[START OF Raw data]

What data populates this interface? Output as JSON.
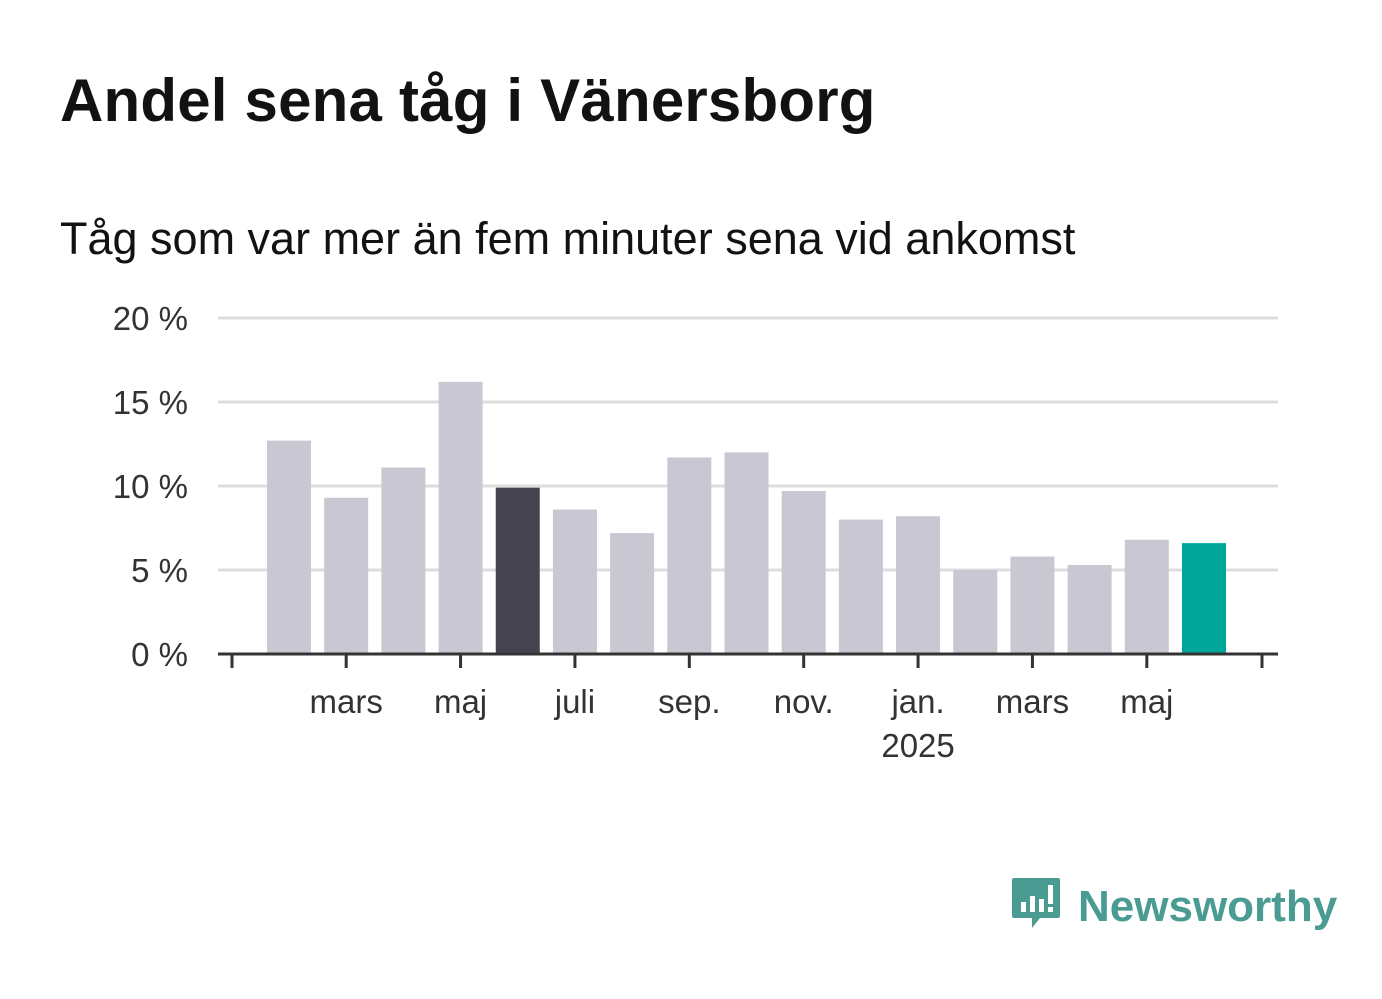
{
  "title": "Andel sena tåg i Vänersborg",
  "subtitle": "Tåg som var mer än fem minuter sena vid ankomst",
  "brand": {
    "name": "Newsworthy",
    "icon": "newsworthy-logo-icon",
    "color": "#4a9c93"
  },
  "colors": {
    "default_bar": "#c8c7d2",
    "highlight_bar": "#45434f",
    "latest_bar": "#00a59a",
    "grid": "#dddddd",
    "axis": "#333333"
  },
  "chart_data": {
    "type": "bar",
    "title": "Andel sena tåg i Vänersborg",
    "subtitle": "Tåg som var mer än fem minuter sena vid ankomst",
    "ylim": [
      0,
      20
    ],
    "yticks": [
      0,
      5,
      10,
      15,
      20
    ],
    "ytick_labels": [
      "0 %",
      "5 %",
      "10 %",
      "15 %",
      "20 %"
    ],
    "grid": true,
    "categories": [
      "2024-02",
      "2024-03",
      "2024-04",
      "2024-05",
      "2024-06",
      "2024-07",
      "2024-08",
      "2024-09",
      "2024-10",
      "2024-11",
      "2024-12",
      "2025-01",
      "2025-02",
      "2025-03",
      "2025-04",
      "2025-05",
      "2025-06"
    ],
    "values": [
      12.7,
      9.3,
      11.1,
      16.2,
      9.9,
      8.6,
      7.2,
      11.7,
      12.0,
      9.7,
      8.0,
      8.2,
      5.0,
      5.8,
      5.3,
      6.8,
      6.6
    ],
    "highlight": {
      "2024-06": "highlight_bar",
      "2025-06": "latest_bar"
    },
    "x_tick_labels": [
      {
        "label": "mars",
        "sub": ""
      },
      {
        "label": "maj",
        "sub": ""
      },
      {
        "label": "juli",
        "sub": ""
      },
      {
        "label": "sep.",
        "sub": ""
      },
      {
        "label": "nov.",
        "sub": ""
      },
      {
        "label": "jan.",
        "sub": "2025"
      },
      {
        "label": "mars",
        "sub": ""
      },
      {
        "label": "maj",
        "sub": ""
      }
    ]
  }
}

[END OF Raw data]

## [Exercise prompt]
Restate the listing above word for word, and skip the pictures.

## [Correct result]
What data populates this interface? Output as JSON.
{
  "title": "Andel sena tåg i Vänersborg",
  "subtitle": "Tåg som var mer än fem minuter sena vid ankomst",
  "brand": {
    "name": "Newsworthy",
    "icon": "newsworthy-logo-icon",
    "color": "#4a9c93"
  },
  "colors": {
    "default_bar": "#c8c7d2",
    "highlight_bar": "#45434f",
    "latest_bar": "#00a59a",
    "grid": "#dddddd",
    "axis": "#333333"
  },
  "chart_data": {
    "type": "bar",
    "title": "Andel sena tåg i Vänersborg",
    "subtitle": "Tåg som var mer än fem minuter sena vid ankomst",
    "ylim": [
      0,
      20
    ],
    "yticks": [
      0,
      5,
      10,
      15,
      20
    ],
    "ytick_labels": [
      "0 %",
      "5 %",
      "10 %",
      "15 %",
      "20 %"
    ],
    "grid": true,
    "categories": [
      "2024-02",
      "2024-03",
      "2024-04",
      "2024-05",
      "2024-06",
      "2024-07",
      "2024-08",
      "2024-09",
      "2024-10",
      "2024-11",
      "2024-12",
      "2025-01",
      "2025-02",
      "2025-03",
      "2025-04",
      "2025-05",
      "2025-06"
    ],
    "values": [
      12.7,
      9.3,
      11.1,
      16.2,
      9.9,
      8.6,
      7.2,
      11.7,
      12.0,
      9.7,
      8.0,
      8.2,
      5.0,
      5.8,
      5.3,
      6.8,
      6.6
    ],
    "highlight": {
      "2024-06": "highlight_bar",
      "2025-06": "latest_bar"
    },
    "x_tick_labels": [
      {
        "label": "mars",
        "sub": ""
      },
      {
        "label": "maj",
        "sub": ""
      },
      {
        "label": "juli",
        "sub": ""
      },
      {
        "label": "sep.",
        "sub": ""
      },
      {
        "label": "nov.",
        "sub": ""
      },
      {
        "label": "jan.",
        "sub": "2025"
      },
      {
        "label": "mars",
        "sub": ""
      },
      {
        "label": "maj",
        "sub": ""
      }
    ]
  }
}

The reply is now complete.